Begin Records for the task

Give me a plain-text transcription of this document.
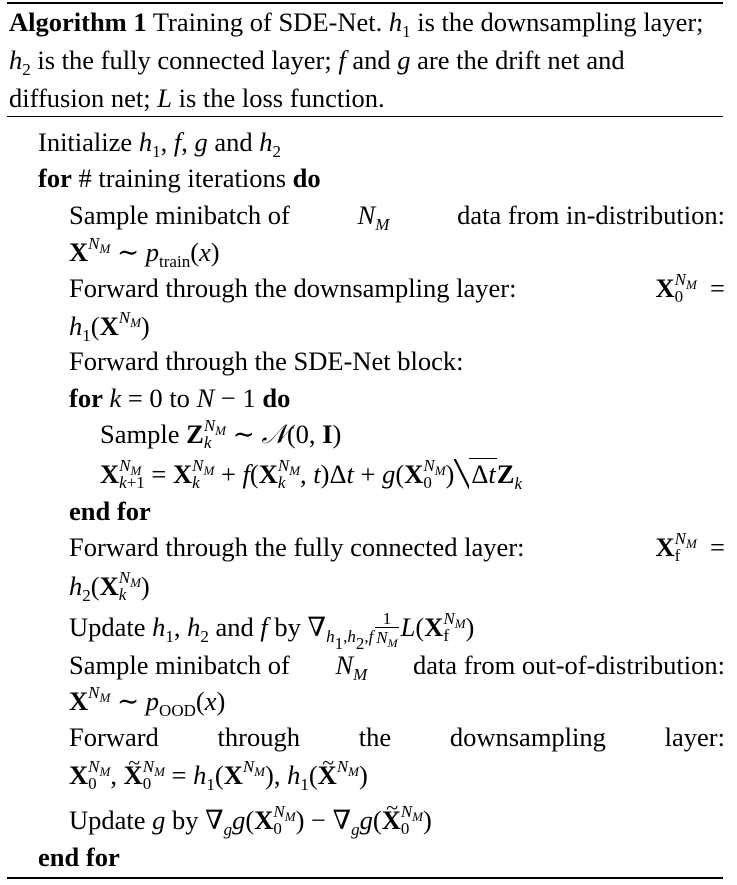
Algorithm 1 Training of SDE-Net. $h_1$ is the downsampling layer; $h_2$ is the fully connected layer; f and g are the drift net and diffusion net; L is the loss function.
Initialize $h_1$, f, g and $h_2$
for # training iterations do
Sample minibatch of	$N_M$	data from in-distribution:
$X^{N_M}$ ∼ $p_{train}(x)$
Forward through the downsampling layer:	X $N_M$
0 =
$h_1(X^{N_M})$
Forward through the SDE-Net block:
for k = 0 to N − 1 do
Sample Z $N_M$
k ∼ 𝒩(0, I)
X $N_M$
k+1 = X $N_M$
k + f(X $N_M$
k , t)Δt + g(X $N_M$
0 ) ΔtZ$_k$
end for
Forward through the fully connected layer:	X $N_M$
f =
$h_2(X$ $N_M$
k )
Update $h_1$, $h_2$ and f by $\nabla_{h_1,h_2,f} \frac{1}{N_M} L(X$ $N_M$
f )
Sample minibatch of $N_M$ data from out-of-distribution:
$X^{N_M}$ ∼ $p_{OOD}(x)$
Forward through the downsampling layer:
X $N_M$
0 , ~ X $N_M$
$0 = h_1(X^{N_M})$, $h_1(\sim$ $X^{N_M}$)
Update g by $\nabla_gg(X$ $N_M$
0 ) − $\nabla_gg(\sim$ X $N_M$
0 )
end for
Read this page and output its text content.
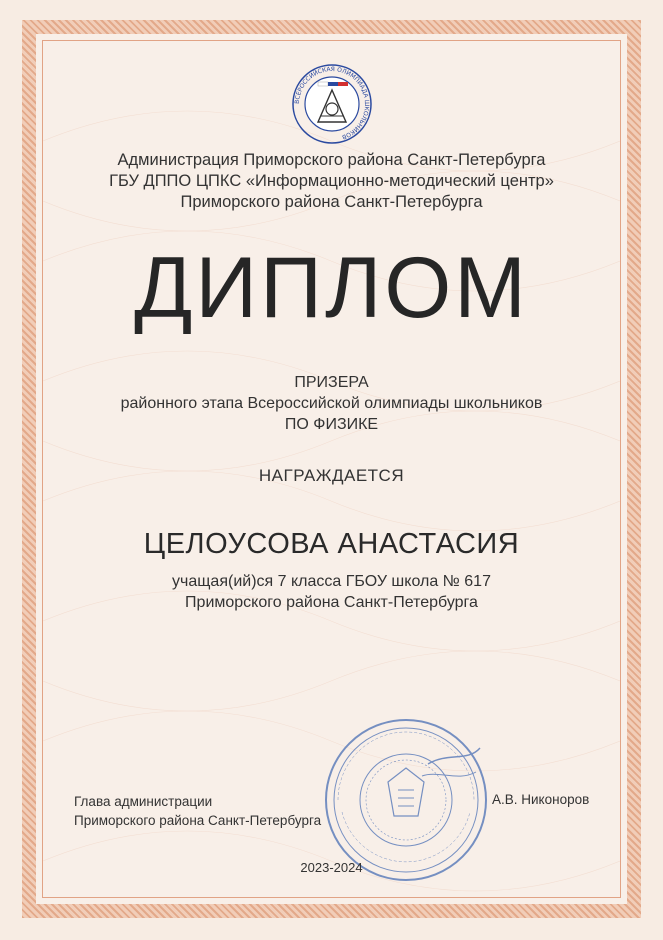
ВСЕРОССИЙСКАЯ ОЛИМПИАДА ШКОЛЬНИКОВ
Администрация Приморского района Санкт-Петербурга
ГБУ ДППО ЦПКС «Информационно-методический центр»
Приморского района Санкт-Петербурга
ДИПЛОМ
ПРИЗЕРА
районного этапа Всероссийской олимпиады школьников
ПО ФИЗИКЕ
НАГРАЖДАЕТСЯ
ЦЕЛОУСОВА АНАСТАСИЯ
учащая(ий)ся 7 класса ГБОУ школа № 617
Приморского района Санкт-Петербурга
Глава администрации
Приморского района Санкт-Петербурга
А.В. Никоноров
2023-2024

End Records for the task
Begin Records for the task

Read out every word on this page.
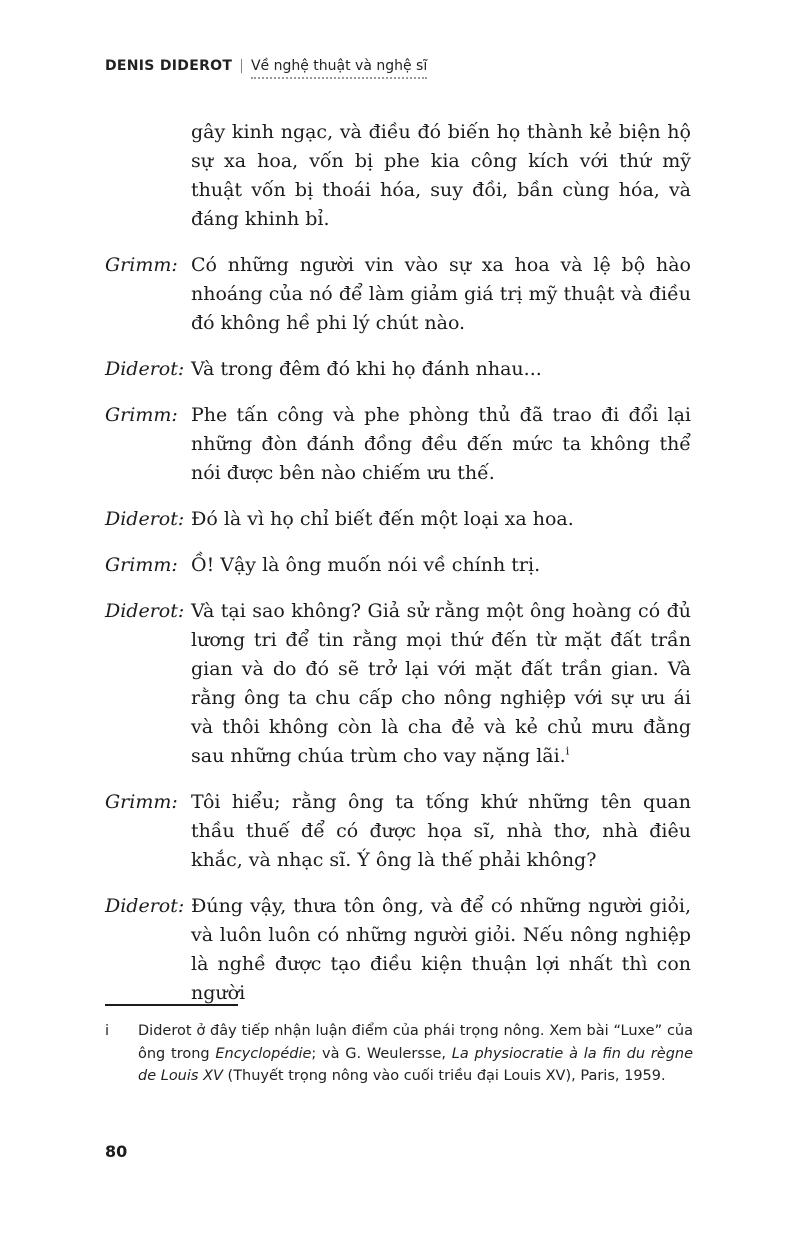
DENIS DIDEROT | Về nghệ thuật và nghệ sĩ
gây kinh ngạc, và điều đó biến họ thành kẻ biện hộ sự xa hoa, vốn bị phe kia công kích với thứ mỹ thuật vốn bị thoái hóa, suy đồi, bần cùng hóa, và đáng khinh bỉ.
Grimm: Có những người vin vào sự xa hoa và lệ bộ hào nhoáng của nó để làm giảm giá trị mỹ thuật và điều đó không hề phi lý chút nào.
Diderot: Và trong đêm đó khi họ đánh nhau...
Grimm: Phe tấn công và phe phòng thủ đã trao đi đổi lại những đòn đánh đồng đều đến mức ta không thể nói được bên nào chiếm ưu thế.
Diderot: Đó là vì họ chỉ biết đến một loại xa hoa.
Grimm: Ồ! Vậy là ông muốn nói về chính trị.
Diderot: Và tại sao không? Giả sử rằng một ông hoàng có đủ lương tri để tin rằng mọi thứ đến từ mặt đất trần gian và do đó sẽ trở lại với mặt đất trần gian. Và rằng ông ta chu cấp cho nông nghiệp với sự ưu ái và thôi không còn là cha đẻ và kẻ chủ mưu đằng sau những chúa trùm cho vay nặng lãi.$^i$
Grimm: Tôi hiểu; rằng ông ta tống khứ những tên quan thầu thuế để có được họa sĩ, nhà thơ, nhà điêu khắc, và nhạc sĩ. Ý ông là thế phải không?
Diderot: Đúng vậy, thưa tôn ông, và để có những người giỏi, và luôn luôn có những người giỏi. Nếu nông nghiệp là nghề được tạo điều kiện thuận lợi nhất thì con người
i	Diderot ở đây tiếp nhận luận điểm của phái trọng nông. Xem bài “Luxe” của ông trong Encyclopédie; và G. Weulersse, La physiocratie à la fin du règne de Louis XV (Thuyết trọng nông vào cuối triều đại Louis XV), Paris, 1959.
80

End Records for the task
Begin Records for the task

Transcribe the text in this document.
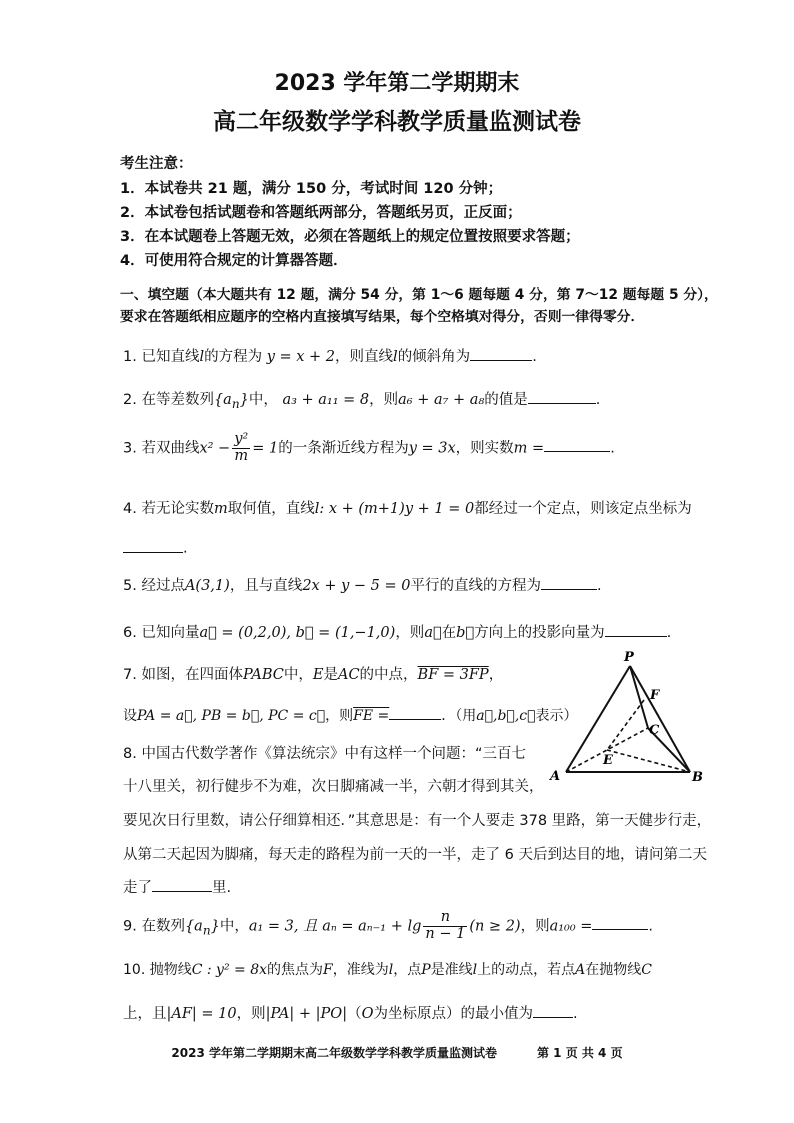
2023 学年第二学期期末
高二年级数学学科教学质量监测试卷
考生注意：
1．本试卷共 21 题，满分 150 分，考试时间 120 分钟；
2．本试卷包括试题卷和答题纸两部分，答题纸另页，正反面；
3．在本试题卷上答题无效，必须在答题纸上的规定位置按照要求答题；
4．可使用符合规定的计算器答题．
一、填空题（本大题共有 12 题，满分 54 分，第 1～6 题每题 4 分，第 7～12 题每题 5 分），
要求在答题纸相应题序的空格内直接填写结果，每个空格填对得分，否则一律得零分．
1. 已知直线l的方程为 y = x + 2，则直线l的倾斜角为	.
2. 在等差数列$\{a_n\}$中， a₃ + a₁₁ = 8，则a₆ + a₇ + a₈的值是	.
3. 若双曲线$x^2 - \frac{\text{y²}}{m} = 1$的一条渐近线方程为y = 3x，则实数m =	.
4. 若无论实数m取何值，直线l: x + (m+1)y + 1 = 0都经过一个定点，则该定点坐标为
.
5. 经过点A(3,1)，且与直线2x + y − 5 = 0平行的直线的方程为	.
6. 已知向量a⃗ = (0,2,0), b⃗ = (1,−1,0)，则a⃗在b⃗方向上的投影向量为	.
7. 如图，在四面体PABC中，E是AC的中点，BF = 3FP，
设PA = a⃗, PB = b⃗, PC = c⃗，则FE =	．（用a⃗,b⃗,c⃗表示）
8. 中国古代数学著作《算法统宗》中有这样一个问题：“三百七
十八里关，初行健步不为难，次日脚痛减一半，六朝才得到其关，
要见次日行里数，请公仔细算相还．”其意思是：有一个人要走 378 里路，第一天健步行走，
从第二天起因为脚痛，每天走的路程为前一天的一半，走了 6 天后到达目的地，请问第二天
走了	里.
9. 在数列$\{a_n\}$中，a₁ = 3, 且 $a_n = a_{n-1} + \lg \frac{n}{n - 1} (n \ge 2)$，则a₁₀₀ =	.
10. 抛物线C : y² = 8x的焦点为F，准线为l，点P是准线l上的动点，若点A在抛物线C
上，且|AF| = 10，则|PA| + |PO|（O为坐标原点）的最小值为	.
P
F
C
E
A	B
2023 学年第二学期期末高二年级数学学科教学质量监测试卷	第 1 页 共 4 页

End Records for the task

* [Exercise description]: From the records above, report the count of lines containing "minibatch" and nothing more.

* [Response to this exercise]: 2